What you need to do :: Please transcribe the listing below in full and word for word, without its pictures.
## Start Provided material
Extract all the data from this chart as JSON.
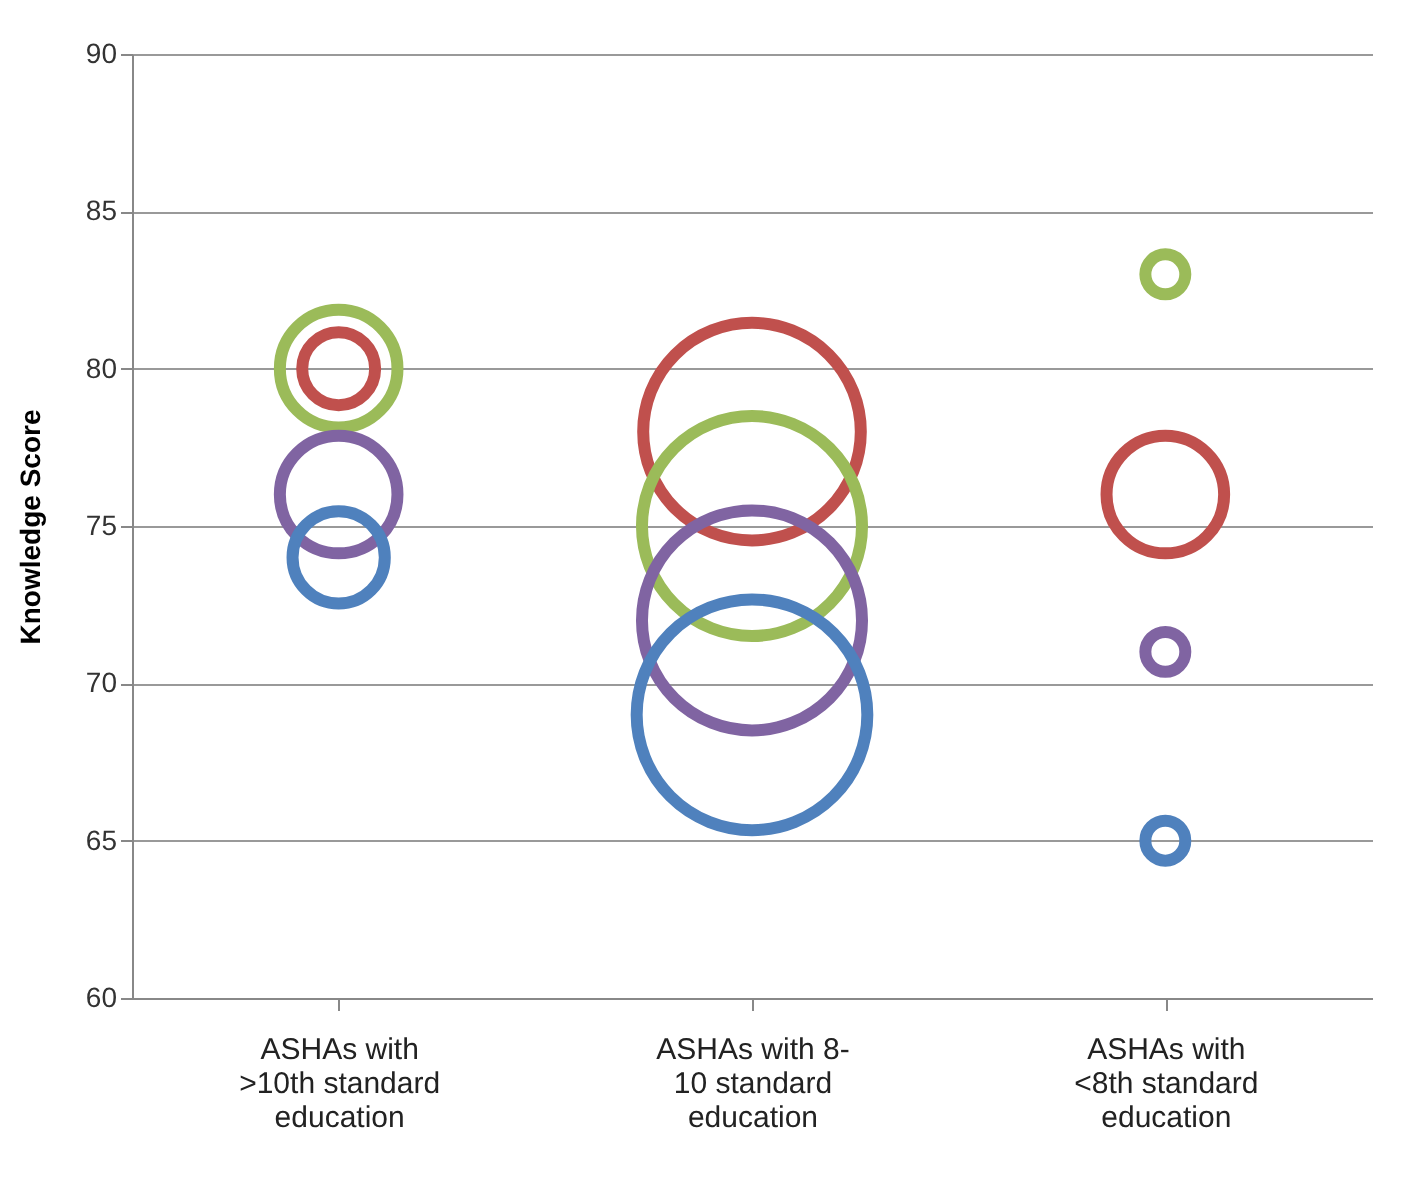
{
  "chart_data": {
    "type": "bubble",
    "ylabel": "Knowledge Score",
    "categories": [
      "ASHAs with >10th standard education",
      "ASHAs with 8-10 standard education",
      "ASHAs with <8th standard education"
    ],
    "series": [
      {
        "color": "#c0504d",
        "values": [
          80,
          78,
          76
        ],
        "sizes": [
          0.1,
          0.89,
          0.26
        ]
      },
      {
        "color": "#9bbb59",
        "values": [
          80,
          75,
          83
        ],
        "sizes": [
          0.26,
          0.91,
          0.03
        ]
      },
      {
        "color": "#8064a2",
        "values": [
          76,
          72,
          71
        ],
        "sizes": [
          0.26,
          0.91,
          0.03
        ]
      },
      {
        "color": "#4f81bd",
        "values": [
          74,
          69,
          65
        ],
        "sizes": [
          0.16,
          1,
          0.03
        ]
      }
    ],
    "ylim": [
      60,
      90
    ],
    "yticks": [
      60,
      65,
      70,
      75,
      80,
      85,
      90
    ],
    "grid": "y",
    "legend": false
  }
}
## End Provided material
Reply ::
Extract all the data from this chart as JSON.
{
  "chart_data": {
    "type": "bubble",
    "ylabel": "Knowledge Score",
    "categories": [
      "ASHAs with >10th standard education",
      "ASHAs with 8-10 standard education",
      "ASHAs with <8th standard education"
    ],
    "series": [
      {
        "color": "#c0504d",
        "values": [
          80,
          78,
          76
        ],
        "sizes": [
          0.1,
          0.89,
          0.26
        ]
      },
      {
        "color": "#9bbb59",
        "values": [
          80,
          75,
          83
        ],
        "sizes": [
          0.26,
          0.91,
          0.03
        ]
      },
      {
        "color": "#8064a2",
        "values": [
          76,
          72,
          71
        ],
        "sizes": [
          0.26,
          0.91,
          0.03
        ]
      },
      {
        "color": "#4f81bd",
        "values": [
          74,
          69,
          65
        ],
        "sizes": [
          0.16,
          1,
          0.03
        ]
      }
    ],
    "ylim": [
      60,
      90
    ],
    "yticks": [
      60,
      65,
      70,
      75,
      80,
      85,
      90
    ],
    "grid": "y",
    "legend": false
  }
}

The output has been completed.